_Given task_
Do not include the pictures; repeat the rest of the data exactly.

[begin Provided information]

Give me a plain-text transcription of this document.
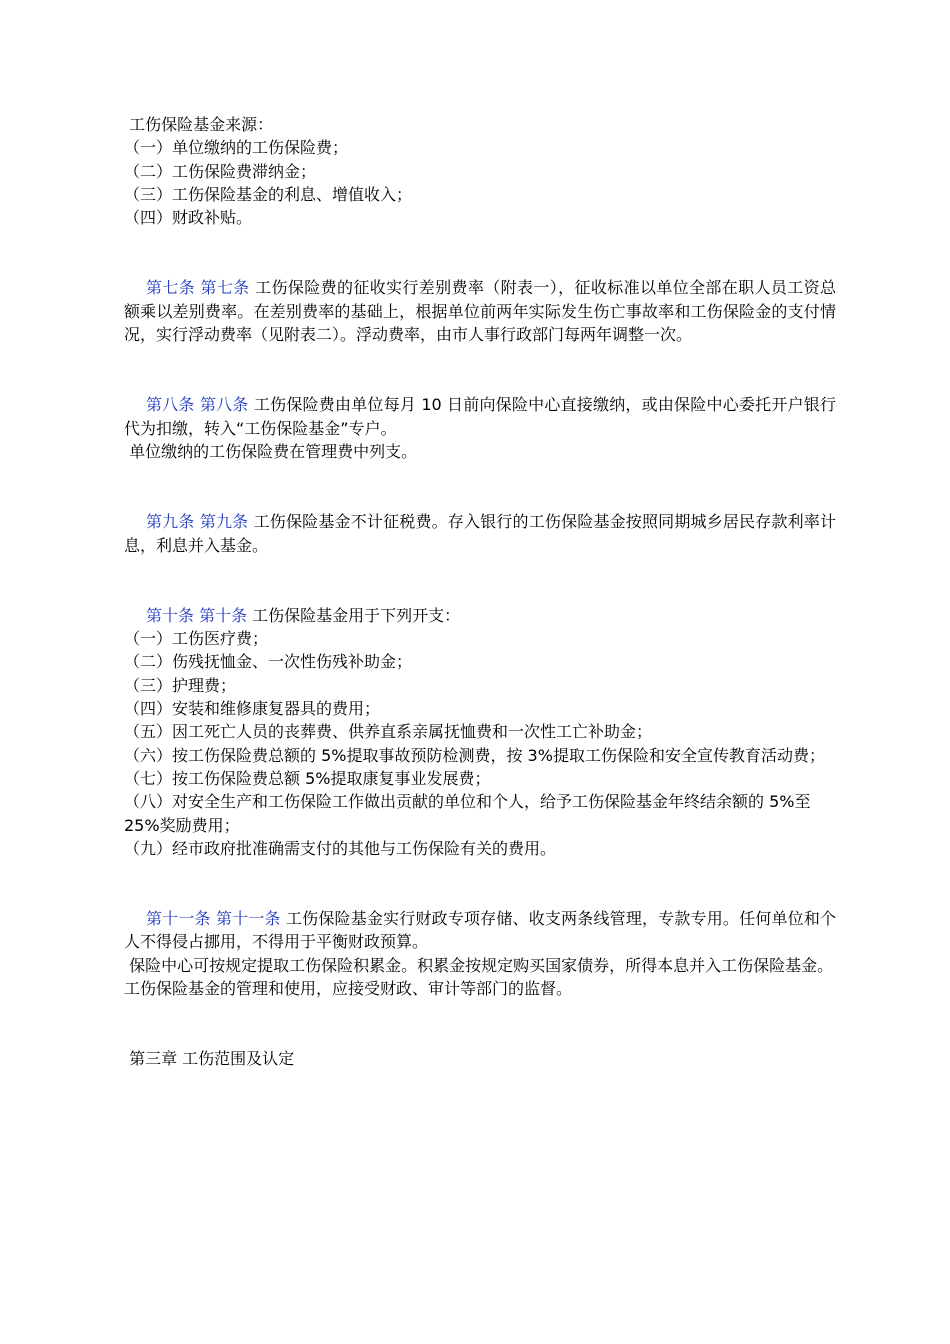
工伤保险基金来源：
（一）单位缴纳的工伤保险费；
（二）工伤保险费滞纳金；
（三）工伤保险基金的利息、增值收入；
（四）财政补贴。
第七条 第七条 工伤保险费的征收实行差别费率（附表一），征收标准以单位全部在职人员工资总额乘以差别费率。在差别费率的基础上，根据单位前两年实际发生伤亡事故率和工伤保险金的支付情况，实行浮动费率（见附表二）。浮动费率，由市人事行政部门每两年调整一次。
第八条 第八条 工伤保险费由单位每月 10 日前向保险中心直接缴纳，或由保险中心委托开户银行代为扣缴，转入“工伤保险基金”专户。
单位缴纳的工伤保险费在管理费中列支。
第九条 第九条 工伤保险基金不计征税费。存入银行的工伤保险基金按照同期城乡居民存款利率计息，利息并入基金。
第十条 第十条 工伤保险基金用于下列开支：
（一）工伤医疗费；
（二）伤残抚恤金、一次性伤残补助金；
（三）护理费；
（四）安装和维修康复器具的费用；
（五）因工死亡人员的丧葬费、供养直系亲属抚恤费和一次性工亡补助金；
（六）按工伤保险费总额的 5%提取事故预防检测费，按 3%提取工伤保险和安全宣传教育活动费；
（七）按工伤保险费总额 5%提取康复事业发展费；
（八）对安全生产和工伤保险工作做出贡献的单位和个人，给予工伤保险基金年终结余额的 5%至 25%奖励费用；
（九）经市政府批准确需支付的其他与工伤保险有关的费用。
第十一条 第十一条 工伤保险基金实行财政专项存储、收支两条线管理，专款专用。任何单位和个人不得侵占挪用，不得用于平衡财政预算。
保险中心可按规定提取工伤保险积累金。积累金按规定购买国家债券，所得本息并入工伤保险基金。工伤保险基金的管理和使用，应接受财政、审计等部门的监督。
第三章 工伤范围及认定
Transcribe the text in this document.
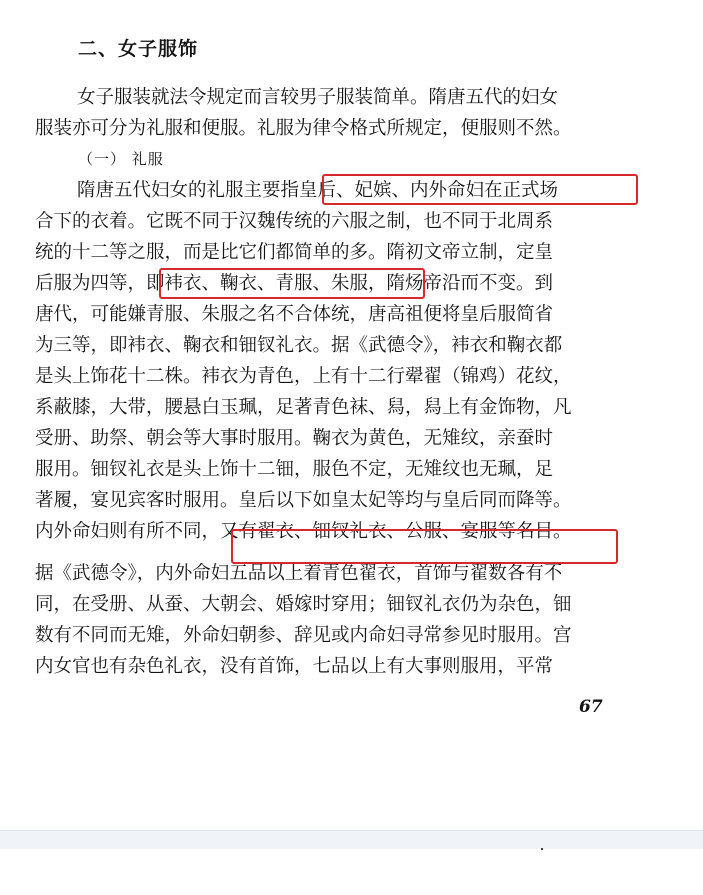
二、女子服饰
女子服装就法令规定而言较男子服装简单。隋唐五代的妇女
服装亦可分为礼服和便服。礼服为律令格式所规定，便服则不然。
（一） 礼服
隋唐五代妇女的礼服主要指皇后、妃嫔、内外命妇在正式场
合下的衣着。它既不同于汉魏传统的六服之制，也不同于北周系
统的十二等之服，而是比它们都简单的多。隋初文帝立制，定皇
后服为四等，即袆衣、鞠衣、青服、朱服，隋炀帝沿而不变。到
唐代，可能嫌青服、朱服之名不合体统，唐高祖便将皇后服简省
为三等，即袆衣、鞠衣和钿钗礼衣。据《武德令》，袆衣和鞠衣都
是头上饰花十二株。袆衣为青色，上有十二行翚翟（锦鸡）花纹，
系蔽膝，大带，腰悬白玉珮，足著青色袜、舄，舄上有金饰物，凡
受册、助祭、朝会等大事时服用。鞠衣为黄色，无雉纹，亲蚕时
服用。钿钗礼衣是头上饰十二钿，服色不定，无雉纹也无珮，足
著履，宴见宾客时服用。皇后以下如皇太妃等均与皇后同而降等。
内外命妇则有所不同，又有翟衣、钿钗礼衣、公服、宴服等名目。
据《武德令》，内外命妇五品以上着青色翟衣，首饰与翟数各有不
同，在受册、从蚕、大朝会、婚嫁时穿用；钿钗礼衣仍为杂色，钿
数有不同而无雉，外命妇朝参、辞见或内命妇寻常参见时服用。宫
内女官也有杂色礼衣，没有首饰，七品以上有大事则服用，平常
67
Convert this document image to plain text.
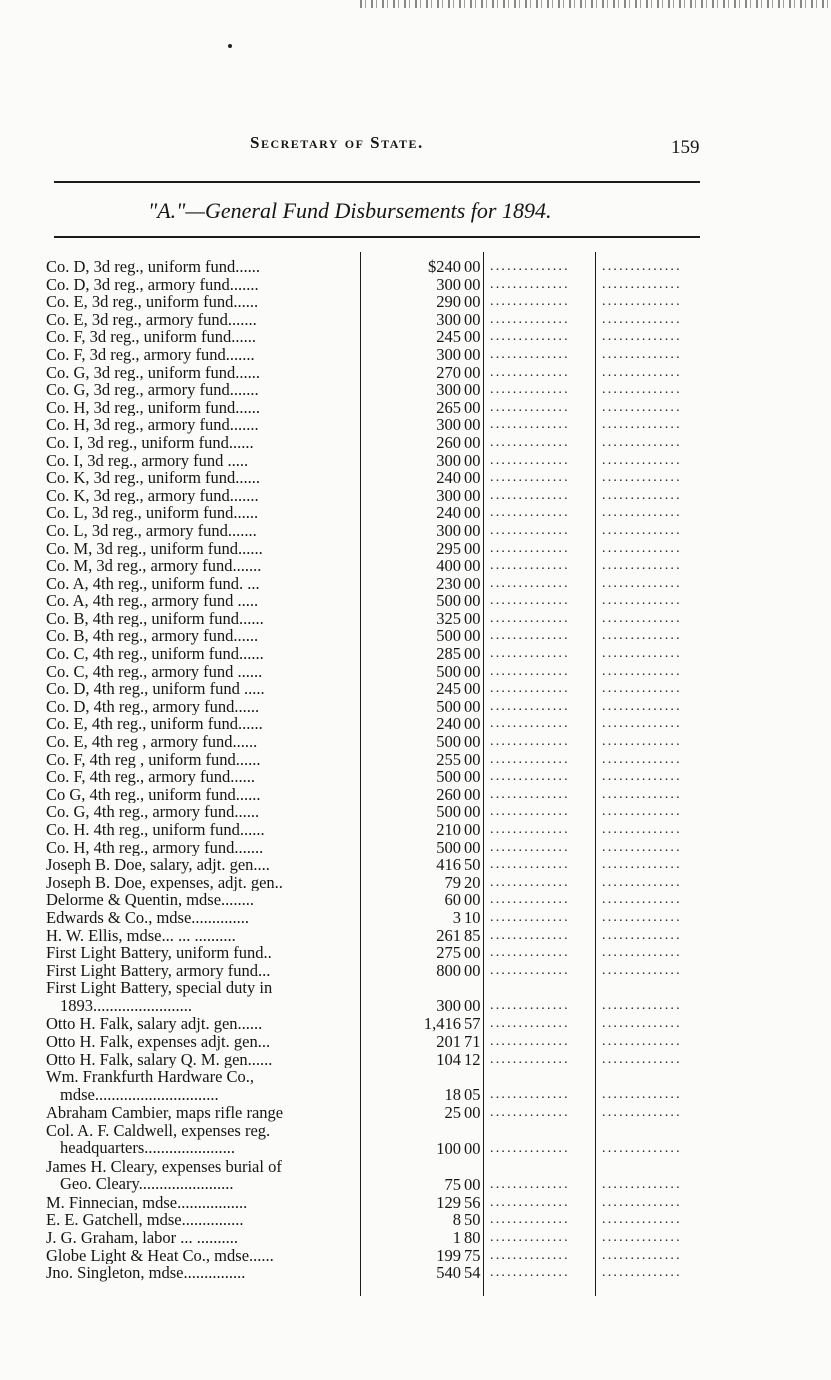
Secretary of State.	159
"A."—General Fund Disbursements for 1894.
Co. D, 3d reg., uniform fund......	$240 00 ..............	..............
Co. D, 3d reg., armory fund.......	300 00 ..............	..............
Co. E, 3d reg., uniform fund......	290 00 ..............	..............
Co. E, 3d reg., armory fund.......	300 00 ..............	..............
Co. F, 3d reg., uniform fund......	245 00 ..............	..............
Co. F, 3d reg., armory fund.......	300 00 ..............	..............
Co. G, 3d reg., uniform fund......	270 00 ..............	..............
Co. G, 3d reg., armory fund.......	300 00 ..............	..............
Co. H, 3d reg., uniform fund......	265 00 ..............	..............
Co. H, 3d reg., armory fund.......	300 00 ..............	..............
Co. I, 3d reg., uniform fund......	260 00 ..............	..............
Co. I, 3d reg., armory fund .....	300 00 ..............	..............
Co. K, 3d reg., uniform fund......	240 00 ..............	..............
Co. K, 3d reg., armory fund.......	300 00 ..............	..............
Co. L, 3d reg., uniform fund......	240 00 ..............	..............
Co. L, 3d reg., armory fund.......	300 00 ..............	..............
Co. M, 3d reg., uniform fund......	295 00 ..............	..............
Co. M, 3d reg., armory fund.......	400 00 ..............	..............
Co. A, 4th reg., uniform fund. ...	230 00 ..............	..............
Co. A, 4th reg., armory fund .....	500 00 ..............	..............
Co. B, 4th reg., uniform fund......	325 00 ..............	..............
Co. B, 4th reg., armory fund......	500 00 ..............	..............
Co. C, 4th reg., uniform fund......	285 00 ..............	..............
Co. C, 4th reg., armory fund ......	500 00 ..............	..............
Co. D, 4th reg., uniform fund .....	245 00 ..............	..............
Co. D, 4th reg., armory fund......	500 00 ..............	..............
Co. E, 4th reg., uniform fund......	240 00 ..............	..............
Co. E, 4th reg , armory fund......	500 00 ..............	..............
Co. F, 4th reg , uniform fund......	255 00 ..............	..............
Co. F, 4th reg., armory fund......	500 00 ..............	..............
Co G, 4th reg., uniform fund......	260 00 ..............	..............
Co. G, 4th reg., armory fund......	500 00 ..............	..............
Co. H. 4th reg., uniform fund......	210 00 ..............	..............
Co. H, 4th reg., armory fund.......	500 00 ..............	..............
Joseph B. Doe, salary, adjt. gen....	416 50 ..............	..............
Joseph B. Doe, expenses, adjt. gen..	79 20 ..............	..............
Delorme & Quentin, mdse........	60 00 ..............	..............
Edwards & Co., mdse..............	3 10 ..............	..............
H. W. Ellis, mdse... ... ..........	261 85 ..............	..............
First Light Battery, uniform fund..	275 00 ..............	..............
First Light Battery, armory fund...	800 00 ..............	..............
First Light Battery, special duty in
1893........................	300 00 ..............	..............
Otto H. Falk, salary adjt. gen......	1,416 57 ..............	..............
Otto H. Falk, expenses adjt. gen...	201 71 ..............	..............
Otto H. Falk, salary Q. M. gen......	104 12 ..............	..............
Wm. Frankfurth Hardware Co.,
mdse..............................	18 05 ..............	..............
Abraham Cambier, maps rifle range	25 00 ..............	..............
Col. A. F. Caldwell, expenses reg.
headquarters......................	100 00 ..............	..............
James H. Cleary, expenses burial of
Geo. Cleary.......................	75 00 ..............	..............
M. Finnecian, mdse.................	129 56 ..............	..............
E. E. Gatchell, mdse...............	8 50 ..............	..............
J. G. Graham, labor ... ..........	1 80 ..............	..............
Globe Light & Heat Co., mdse......	199 75 ..............	..............
Jno. Singleton, mdse...............	540 54 ..............	..............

[end Provided information]

_Response to this task_
Give me a plain-text transcription of this document.
工伤保险基金来源：
（一）单位缴纳的工伤保险费；
（二）工伤保险费滞纳金；
（三）工伤保险基金的利息、增值收入；
（四）财政补贴。
第七条 第七条 工伤保险费的征收实行差别费率（附表一），征收标准以单位全部在职人员工资总额乘以差别费率。在差别费率的基础上，根据单位前两年实际发生伤亡事故率和工伤保险金的支付情况，实行浮动费率（见附表二）。浮动费率，由市人事行政部门每两年调整一次。
第八条 第八条 工伤保险费由单位每月 10 日前向保险中心直接缴纳，或由保险中心委托开户银行代为扣缴，转入“工伤保险基金”专户。
单位缴纳的工伤保险费在管理费中列支。
第九条 第九条 工伤保险基金不计征税费。存入银行的工伤保险基金按照同期城乡居民存款利率计息，利息并入基金。
第十条 第十条 工伤保险基金用于下列开支：
（一）工伤医疗费；
（二）伤残抚恤金、一次性伤残补助金；
（三）护理费；
（四）安装和维修康复器具的费用；
（五）因工死亡人员的丧葬费、供养直系亲属抚恤费和一次性工亡补助金；
（六）按工伤保险费总额的 5%提取事故预防检测费，按 3%提取工伤保险和安全宣传教育活动费；
（七）按工伤保险费总额 5%提取康复事业发展费；
（八）对安全生产和工伤保险工作做出贡献的单位和个人，给予工伤保险基金年终结余额的 5%至 25%奖励费用；
（九）经市政府批准确需支付的其他与工伤保险有关的费用。
第十一条 第十一条 工伤保险基金实行财政专项存储、收支两条线管理，专款专用。任何单位和个人不得侵占挪用，不得用于平衡财政预算。
保险中心可按规定提取工伤保险积累金。积累金按规定购买国家债券，所得本息并入工伤保险基金。工伤保险基金的管理和使用，应接受财政、审计等部门的监督。
第三章 工伤范围及认定
Transcribe the text in this document.
二、女子服饰
女子服装就法令规定而言较男子服装简单。隋唐五代的妇女
服装亦可分为礼服和便服。礼服为律令格式所规定，便服则不然。
（一） 礼服
隋唐五代妇女的礼服主要指皇后、妃嫔、内外命妇在正式场
合下的衣着。它既不同于汉魏传统的六服之制，也不同于北周系
统的十二等之服，而是比它们都简单的多。隋初文帝立制，定皇
后服为四等，即袆衣、鞠衣、青服、朱服，隋炀帝沿而不变。到
唐代，可能嫌青服、朱服之名不合体统，唐高祖便将皇后服简省
为三等，即袆衣、鞠衣和钿钗礼衣。据《武德令》，袆衣和鞠衣都
是头上饰花十二株。袆衣为青色，上有十二行翚翟（锦鸡）花纹，
系蔽膝，大带，腰悬白玉珮，足著青色袜、舄，舄上有金饰物，凡
受册、助祭、朝会等大事时服用。鞠衣为黄色，无雉纹，亲蚕时
服用。钿钗礼衣是头上饰十二钿，服色不定，无雉纹也无珮，足
著履，宴见宾客时服用。皇后以下如皇太妃等均与皇后同而降等。
内外命妇则有所不同，又有翟衣、钿钗礼衣、公服、宴服等名目。
据《武德令》，内外命妇五品以上着青色翟衣，首饰与翟数各有不
同，在受册、从蚕、大朝会、婚嫁时穿用；钿钗礼衣仍为杂色，钿
数有不同而无雉，外命妇朝参、辞见或内命妇寻常参见时服用。宫
内女官也有杂色礼衣，没有首饰，七品以上有大事则服用，平常
67
Convert this document image to plain text.
Secretary of State.	159
"A."—General Fund Disbursements for 1894.
Co. D, 3d reg., uniform fund......	$240 00 ..............	..............
Co. D, 3d reg., armory fund.......	300 00 ..............	..............
Co. E, 3d reg., uniform fund......	290 00 ..............	..............
Co. E, 3d reg., armory fund.......	300 00 ..............	..............
Co. F, 3d reg., uniform fund......	245 00 ..............	..............
Co. F, 3d reg., armory fund.......	300 00 ..............	..............
Co. G, 3d reg., uniform fund......	270 00 ..............	..............
Co. G, 3d reg., armory fund.......	300 00 ..............	..............
Co. H, 3d reg., uniform fund......	265 00 ..............	..............
Co. H, 3d reg., armory fund.......	300 00 ..............	..............
Co. I, 3d reg., uniform fund......	260 00 ..............	..............
Co. I, 3d reg., armory fund .....	300 00 ..............	..............
Co. K, 3d reg., uniform fund......	240 00 ..............	..............
Co. K, 3d reg., armory fund.......	300 00 ..............	..............
Co. L, 3d reg., uniform fund......	240 00 ..............	..............
Co. L, 3d reg., armory fund.......	300 00 ..............	..............
Co. M, 3d reg., uniform fund......	295 00 ..............	..............
Co. M, 3d reg., armory fund.......	400 00 ..............	..............
Co. A, 4th reg., uniform fund. ...	230 00 ..............	..............
Co. A, 4th reg., armory fund .....	500 00 ..............	..............
Co. B, 4th reg., uniform fund......	325 00 ..............	..............
Co. B, 4th reg., armory fund......	500 00 ..............	..............
Co. C, 4th reg., uniform fund......	285 00 ..............	..............
Co. C, 4th reg., armory fund ......	500 00 ..............	..............
Co. D, 4th reg., uniform fund .....	245 00 ..............	..............
Co. D, 4th reg., armory fund......	500 00 ..............	..............
Co. E, 4th reg., uniform fund......	240 00 ..............	..............
Co. E, 4th reg , armory fund......	500 00 ..............	..............
Co. F, 4th reg , uniform fund......	255 00 ..............	..............
Co. F, 4th reg., armory fund......	500 00 ..............	..............
Co G, 4th reg., uniform fund......	260 00 ..............	..............
Co. G, 4th reg., armory fund......	500 00 ..............	..............
Co. H. 4th reg., uniform fund......	210 00 ..............	..............
Co. H, 4th reg., armory fund.......	500 00 ..............	..............
Joseph B. Doe, salary, adjt. gen....	416 50 ..............	..............
Joseph B. Doe, expenses, adjt. gen..	79 20 ..............	..............
Delorme & Quentin, mdse........	60 00 ..............	..............
Edwards & Co., mdse..............	3 10 ..............	..............
H. W. Ellis, mdse... ... ..........	261 85 ..............	..............
First Light Battery, uniform fund..	275 00 ..............	..............
First Light Battery, armory fund...	800 00 ..............	..............
First Light Battery, special duty in
1893........................	300 00 ..............	..............
Otto H. Falk, salary adjt. gen......	1,416 57 ..............	..............
Otto H. Falk, expenses adjt. gen...	201 71 ..............	..............
Otto H. Falk, salary Q. M. gen......	104 12 ..............	..............
Wm. Frankfurth Hardware Co.,
mdse..............................	18 05 ..............	..............
Abraham Cambier, maps rifle range	25 00 ..............	..............
Col. A. F. Caldwell, expenses reg.
headquarters......................	100 00 ..............	..............
James H. Cleary, expenses burial of
Geo. Cleary.......................	75 00 ..............	..............
M. Finnecian, mdse.................	129 56 ..............	..............
E. E. Gatchell, mdse...............	8 50 ..............	..............
J. G. Graham, labor ... ..........	1 80 ..............	..............
Globe Light & Heat Co., mdse......	199 75 ..............	..............
Jno. Singleton, mdse...............	540 54 ..............	..............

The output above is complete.